WHAT YOU ARE ASKED TO DO: Take the material below and retype it in full; pictures are left out.

**********

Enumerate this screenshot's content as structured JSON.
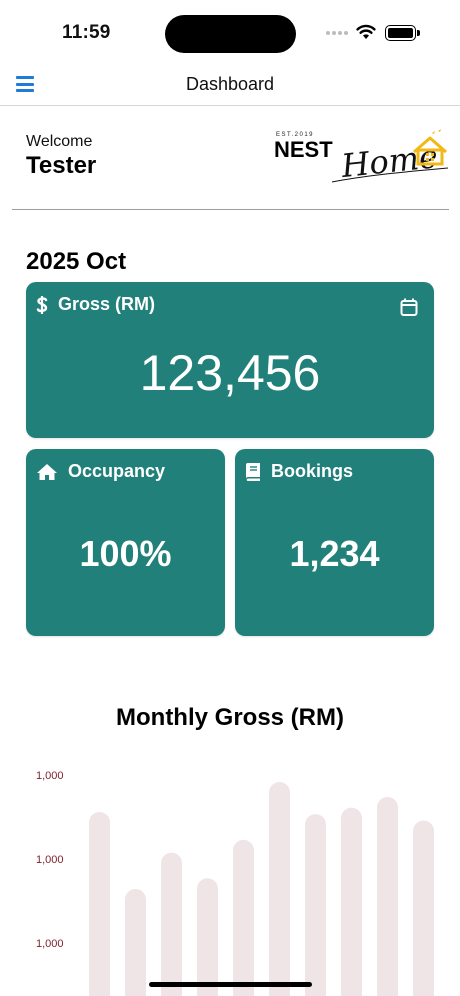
{
  "status_bar": {
    "time": "11:59"
  },
  "nav": {
    "title": "Dashboard"
  },
  "welcome": {
    "label": "Welcome",
    "name": "Tester"
  },
  "logo": {
    "est": "EST.2019",
    "brand": "NEST",
    "script": "Home"
  },
  "period": "2025 Oct",
  "cards": {
    "gross": {
      "label": "Gross (RM)",
      "value": "123,456",
      "icon": "dollar-icon",
      "action_icon": "calendar-icon"
    },
    "occupancy": {
      "label": "Occupancy",
      "value": "100%",
      "icon": "home-icon"
    },
    "bookings": {
      "label": "Bookings",
      "value": "1,234",
      "icon": "book-icon"
    }
  },
  "chart_data": {
    "type": "bar",
    "title": "Monthly Gross (RM)",
    "y_tick_labels": [
      "1,000",
      "1,000",
      "1,000"
    ],
    "values": [
      0.86,
      0.5,
      0.67,
      0.55,
      0.73,
      1.0,
      0.85,
      0.88,
      0.93,
      0.82
    ],
    "bar_color": "#efe4e6"
  },
  "colors": {
    "card": "#22807a",
    "menu": "#1e7bd8",
    "logo_gold": "#f2b816"
  }
}
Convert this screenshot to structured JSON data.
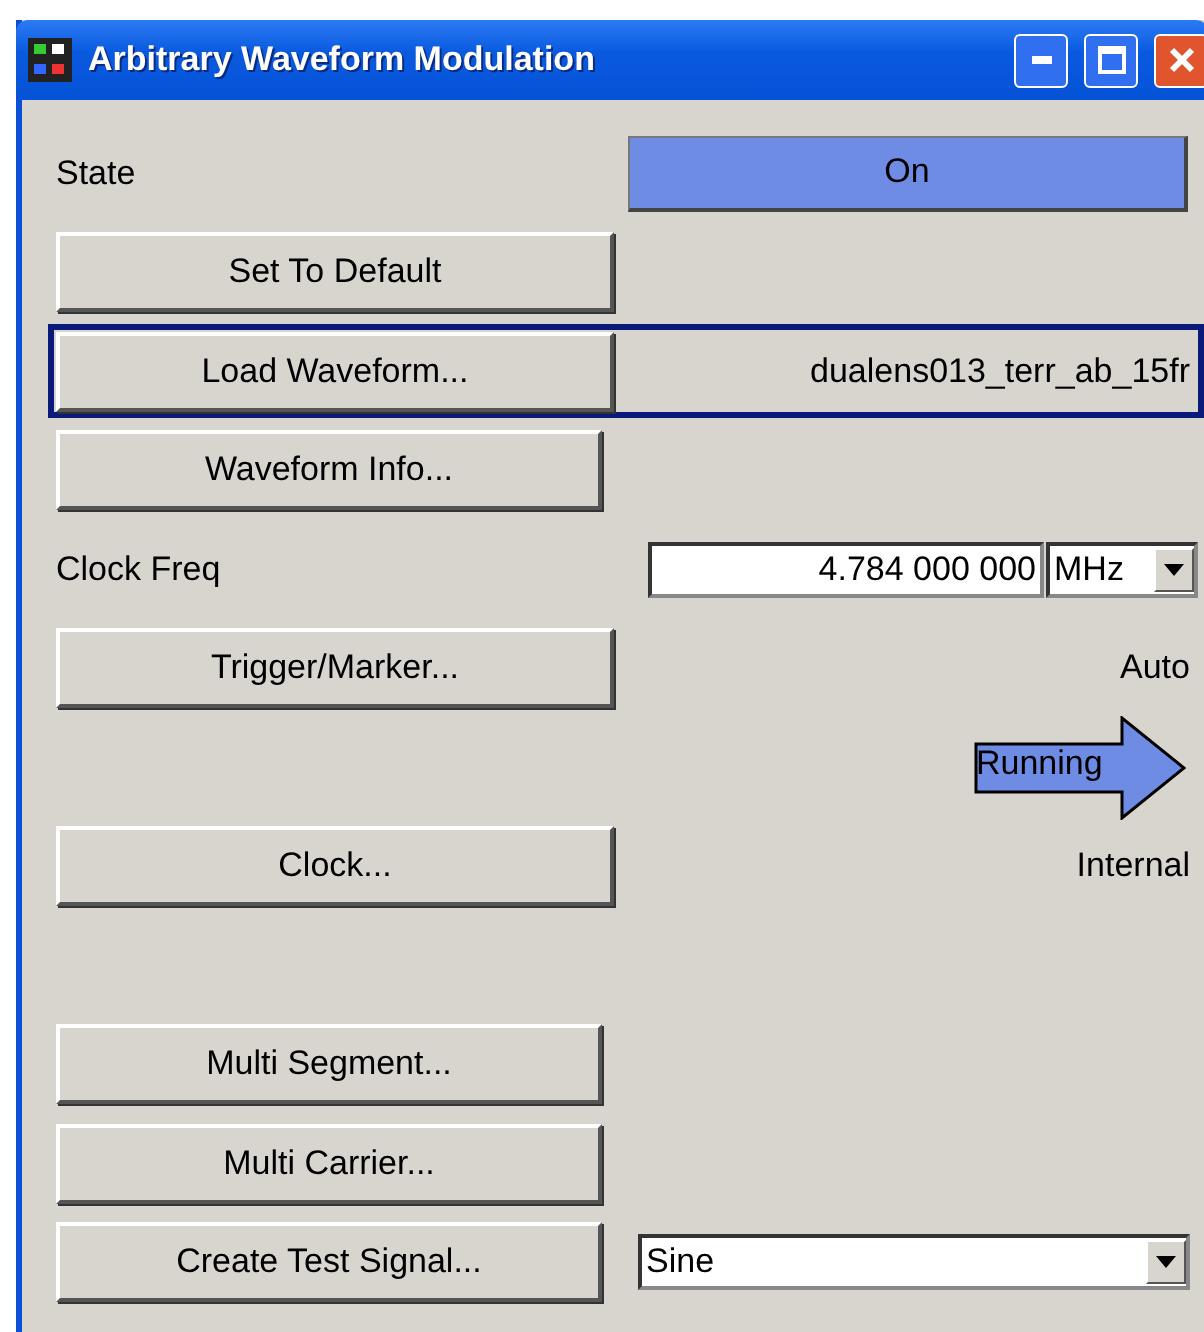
{
  "window": {
    "title": "Arbitrary Waveform Modulation"
  },
  "rows": [
    {
      "kind": "state",
      "label": "State",
      "value": "On",
      "on": true
    },
    {
      "kind": "button",
      "label": "Set To Default"
    },
    {
      "kind": "button-value",
      "label": "Load Waveform...",
      "value": "dualens013_terr_ab_15fr",
      "focused": true
    },
    {
      "kind": "button",
      "label": "Waveform Info..."
    },
    {
      "kind": "freq",
      "label": "Clock Freq",
      "value": "4.784 000 000",
      "unit": "MHz"
    },
    {
      "kind": "button-value",
      "label": "Trigger/Marker...",
      "value": "Auto",
      "focused": false
    },
    {
      "kind": "status",
      "value": "Running"
    },
    {
      "kind": "button-value",
      "label": "Clock...",
      "value": "Internal",
      "focused": false
    },
    {
      "kind": "blank"
    },
    {
      "kind": "button",
      "label": "Multi Segment..."
    },
    {
      "kind": "button",
      "label": "Multi Carrier..."
    },
    {
      "kind": "button-select",
      "label": "Create Test Signal...",
      "value": "Sine"
    }
  ]
}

**********

SOLUTION TO THE PROBLEM:
Enumerate this screenshot's content as structured JSON.
{
  "status_bar": {
    "time": "11:59"
  },
  "nav": {
    "title": "Dashboard"
  },
  "welcome": {
    "label": "Welcome",
    "name": "Tester"
  },
  "logo": {
    "est": "EST.2019",
    "brand": "NEST",
    "script": "Home"
  },
  "period": "2025 Oct",
  "cards": {
    "gross": {
      "label": "Gross (RM)",
      "value": "123,456",
      "icon": "dollar-icon",
      "action_icon": "calendar-icon"
    },
    "occupancy": {
      "label": "Occupancy",
      "value": "100%",
      "icon": "home-icon"
    },
    "bookings": {
      "label": "Bookings",
      "value": "1,234",
      "icon": "book-icon"
    }
  },
  "chart_data": {
    "type": "bar",
    "title": "Monthly Gross (RM)",
    "y_tick_labels": [
      "1,000",
      "1,000",
      "1,000"
    ],
    "values": [
      0.86,
      0.5,
      0.67,
      0.55,
      0.73,
      1.0,
      0.85,
      0.88,
      0.93,
      0.82
    ],
    "bar_color": "#efe4e6"
  },
  "colors": {
    "card": "#22807a",
    "menu": "#1e7bd8",
    "logo_gold": "#f2b816"
  }
}
Convert this screenshot to structured JSON data.
{
  "window": {
    "title": "Arbitrary Waveform Modulation"
  },
  "rows": [
    {
      "kind": "state",
      "label": "State",
      "value": "On",
      "on": true
    },
    {
      "kind": "button",
      "label": "Set To Default"
    },
    {
      "kind": "button-value",
      "label": "Load Waveform...",
      "value": "dualens013_terr_ab_15fr",
      "focused": true
    },
    {
      "kind": "button",
      "label": "Waveform Info..."
    },
    {
      "kind": "freq",
      "label": "Clock Freq",
      "value": "4.784 000 000",
      "unit": "MHz"
    },
    {
      "kind": "button-value",
      "label": "Trigger/Marker...",
      "value": "Auto",
      "focused": false
    },
    {
      "kind": "status",
      "value": "Running"
    },
    {
      "kind": "button-value",
      "label": "Clock...",
      "value": "Internal",
      "focused": false
    },
    {
      "kind": "blank"
    },
    {
      "kind": "button",
      "label": "Multi Segment..."
    },
    {
      "kind": "button",
      "label": "Multi Carrier..."
    },
    {
      "kind": "button-select",
      "label": "Create Test Signal...",
      "value": "Sine"
    }
  ]
}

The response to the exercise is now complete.